- **Prompt**: Extract all of the entries and give them again, word for word.

(Extracted data entries)
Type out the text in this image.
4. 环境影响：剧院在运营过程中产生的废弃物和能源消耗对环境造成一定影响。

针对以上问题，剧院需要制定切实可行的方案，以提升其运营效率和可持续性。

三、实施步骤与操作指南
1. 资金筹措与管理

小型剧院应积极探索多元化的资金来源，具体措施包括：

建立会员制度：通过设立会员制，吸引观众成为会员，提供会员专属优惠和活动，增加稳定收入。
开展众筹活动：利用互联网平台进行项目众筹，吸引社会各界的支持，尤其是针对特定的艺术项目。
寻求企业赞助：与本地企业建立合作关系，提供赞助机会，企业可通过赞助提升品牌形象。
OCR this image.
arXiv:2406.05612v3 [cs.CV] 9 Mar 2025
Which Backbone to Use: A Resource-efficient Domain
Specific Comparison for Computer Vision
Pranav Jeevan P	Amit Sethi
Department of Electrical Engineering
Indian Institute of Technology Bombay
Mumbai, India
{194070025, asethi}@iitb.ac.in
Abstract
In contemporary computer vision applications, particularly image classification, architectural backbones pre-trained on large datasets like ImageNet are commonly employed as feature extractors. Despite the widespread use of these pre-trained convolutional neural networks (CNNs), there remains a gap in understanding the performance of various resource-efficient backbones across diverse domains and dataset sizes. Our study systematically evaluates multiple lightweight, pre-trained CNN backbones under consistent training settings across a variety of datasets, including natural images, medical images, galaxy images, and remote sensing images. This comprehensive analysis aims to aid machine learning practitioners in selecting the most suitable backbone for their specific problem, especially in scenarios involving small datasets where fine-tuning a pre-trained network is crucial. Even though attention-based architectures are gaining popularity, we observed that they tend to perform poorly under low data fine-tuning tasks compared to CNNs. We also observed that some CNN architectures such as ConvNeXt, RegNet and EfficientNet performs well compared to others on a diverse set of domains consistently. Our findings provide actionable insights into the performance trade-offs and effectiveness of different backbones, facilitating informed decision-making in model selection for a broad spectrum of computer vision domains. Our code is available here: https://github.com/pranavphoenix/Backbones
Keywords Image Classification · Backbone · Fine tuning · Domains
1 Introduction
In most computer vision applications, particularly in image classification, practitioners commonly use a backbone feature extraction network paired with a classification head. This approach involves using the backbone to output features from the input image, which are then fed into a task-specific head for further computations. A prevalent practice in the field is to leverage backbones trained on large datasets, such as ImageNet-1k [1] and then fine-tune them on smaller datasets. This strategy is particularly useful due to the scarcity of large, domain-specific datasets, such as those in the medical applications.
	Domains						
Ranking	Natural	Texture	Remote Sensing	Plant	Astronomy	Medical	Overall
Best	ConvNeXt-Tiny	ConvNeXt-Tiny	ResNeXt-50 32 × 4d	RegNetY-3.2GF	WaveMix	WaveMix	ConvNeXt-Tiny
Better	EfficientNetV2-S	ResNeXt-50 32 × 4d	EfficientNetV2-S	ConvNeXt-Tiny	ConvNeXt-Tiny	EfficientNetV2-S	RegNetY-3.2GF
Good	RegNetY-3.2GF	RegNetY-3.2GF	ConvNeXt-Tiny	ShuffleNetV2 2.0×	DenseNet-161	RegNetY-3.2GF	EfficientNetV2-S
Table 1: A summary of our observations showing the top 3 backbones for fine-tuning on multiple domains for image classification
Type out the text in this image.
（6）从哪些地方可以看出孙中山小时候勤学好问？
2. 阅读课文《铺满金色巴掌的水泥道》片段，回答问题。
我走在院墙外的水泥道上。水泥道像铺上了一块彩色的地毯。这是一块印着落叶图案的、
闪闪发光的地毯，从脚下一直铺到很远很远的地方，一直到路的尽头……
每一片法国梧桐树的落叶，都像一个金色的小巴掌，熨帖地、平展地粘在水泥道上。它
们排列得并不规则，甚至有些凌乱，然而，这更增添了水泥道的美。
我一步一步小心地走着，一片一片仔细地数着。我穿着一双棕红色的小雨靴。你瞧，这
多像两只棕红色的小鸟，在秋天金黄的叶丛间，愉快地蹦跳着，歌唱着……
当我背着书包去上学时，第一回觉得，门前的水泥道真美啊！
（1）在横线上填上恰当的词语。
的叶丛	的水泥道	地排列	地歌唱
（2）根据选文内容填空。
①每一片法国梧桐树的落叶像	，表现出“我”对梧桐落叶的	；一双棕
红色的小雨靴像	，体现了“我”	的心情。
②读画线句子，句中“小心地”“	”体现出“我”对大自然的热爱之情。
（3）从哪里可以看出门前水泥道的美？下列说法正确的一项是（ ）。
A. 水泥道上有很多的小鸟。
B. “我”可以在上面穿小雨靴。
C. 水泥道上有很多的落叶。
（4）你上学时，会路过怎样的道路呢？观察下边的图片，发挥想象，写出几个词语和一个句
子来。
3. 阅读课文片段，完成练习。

- **Answer for this exercise**:
Type out the text in this image.
4. 环境影响：剧院在运营过程中产生的废弃物和能源消耗对环境造成一定影响。

针对以上问题，剧院需要制定切实可行的方案，以提升其运营效率和可持续性。

三、实施步骤与操作指南
1. 资金筹措与管理

小型剧院应积极探索多元化的资金来源，具体措施包括：

建立会员制度：通过设立会员制，吸引观众成为会员，提供会员专属优惠和活动，增加稳定收入。
开展众筹活动：利用互联网平台进行项目众筹，吸引社会各界的支持，尤其是针对特定的艺术项目。
寻求企业赞助：与本地企业建立合作关系，提供赞助机会，企业可通过赞助提升品牌形象。
OCR this image.
arXiv:2406.05612v3 [cs.CV] 9 Mar 2025
Which Backbone to Use: A Resource-efficient Domain
Specific Comparison for Computer Vision
Pranav Jeevan P	Amit Sethi
Department of Electrical Engineering
Indian Institute of Technology Bombay
Mumbai, India
{194070025, asethi}@iitb.ac.in
Abstract
In contemporary computer vision applications, particularly image classification, architectural backbones pre-trained on large datasets like ImageNet are commonly employed as feature extractors. Despite the widespread use of these pre-trained convolutional neural networks (CNNs), there remains a gap in understanding the performance of various resource-efficient backbones across diverse domains and dataset sizes. Our study systematically evaluates multiple lightweight, pre-trained CNN backbones under consistent training settings across a variety of datasets, including natural images, medical images, galaxy images, and remote sensing images. This comprehensive analysis aims to aid machine learning practitioners in selecting the most suitable backbone for their specific problem, especially in scenarios involving small datasets where fine-tuning a pre-trained network is crucial. Even though attention-based architectures are gaining popularity, we observed that they tend to perform poorly under low data fine-tuning tasks compared to CNNs. We also observed that some CNN architectures such as ConvNeXt, RegNet and EfficientNet performs well compared to others on a diverse set of domains consistently. Our findings provide actionable insights into the performance trade-offs and effectiveness of different backbones, facilitating informed decision-making in model selection for a broad spectrum of computer vision domains. Our code is available here: https://github.com/pranavphoenix/Backbones
Keywords Image Classification · Backbone · Fine tuning · Domains
1 Introduction
In most computer vision applications, particularly in image classification, practitioners commonly use a backbone feature extraction network paired with a classification head. This approach involves using the backbone to output features from the input image, which are then fed into a task-specific head for further computations. A prevalent practice in the field is to leverage backbones trained on large datasets, such as ImageNet-1k [1] and then fine-tune them on smaller datasets. This strategy is particularly useful due to the scarcity of large, domain-specific datasets, such as those in the medical applications.
	Domains						
Ranking	Natural	Texture	Remote Sensing	Plant	Astronomy	Medical	Overall
Best	ConvNeXt-Tiny	ConvNeXt-Tiny	ResNeXt-50 32 × 4d	RegNetY-3.2GF	WaveMix	WaveMix	ConvNeXt-Tiny
Better	EfficientNetV2-S	ResNeXt-50 32 × 4d	EfficientNetV2-S	ConvNeXt-Tiny	ConvNeXt-Tiny	EfficientNetV2-S	RegNetY-3.2GF
Good	RegNetY-3.2GF	RegNetY-3.2GF	ConvNeXt-Tiny	ShuffleNetV2 2.0×	DenseNet-161	RegNetY-3.2GF	EfficientNetV2-S
Table 1: A summary of our observations showing the top 3 backbones for fine-tuning on multiple domains for image classification
Type out the text in this image.
（6）从哪些地方可以看出孙中山小时候勤学好问？
2. 阅读课文《铺满金色巴掌的水泥道》片段，回答问题。
我走在院墙外的水泥道上。水泥道像铺上了一块彩色的地毯。这是一块印着落叶图案的、
闪闪发光的地毯，从脚下一直铺到很远很远的地方，一直到路的尽头……
每一片法国梧桐树的落叶，都像一个金色的小巴掌，熨帖地、平展地粘在水泥道上。它
们排列得并不规则，甚至有些凌乱，然而，这更增添了水泥道的美。
我一步一步小心地走着，一片一片仔细地数着。我穿着一双棕红色的小雨靴。你瞧，这
多像两只棕红色的小鸟，在秋天金黄的叶丛间，愉快地蹦跳着，歌唱着……
当我背着书包去上学时，第一回觉得，门前的水泥道真美啊！
（1）在横线上填上恰当的词语。
的叶丛	的水泥道	地排列	地歌唱
（2）根据选文内容填空。
①每一片法国梧桐树的落叶像	，表现出“我”对梧桐落叶的	；一双棕
红色的小雨靴像	，体现了“我”	的心情。
②读画线句子，句中“小心地”“	”体现出“我”对大自然的热爱之情。
（3）从哪里可以看出门前水泥道的美？下列说法正确的一项是（ ）。
A. 水泥道上有很多的小鸟。
B. “我”可以在上面穿小雨靴。
C. 水泥道上有很多的落叶。
（4）你上学时，会路过怎样的道路呢？观察下边的图片，发挥想象，写出几个词语和一个句
子来。
3. 阅读课文片段，完成练习。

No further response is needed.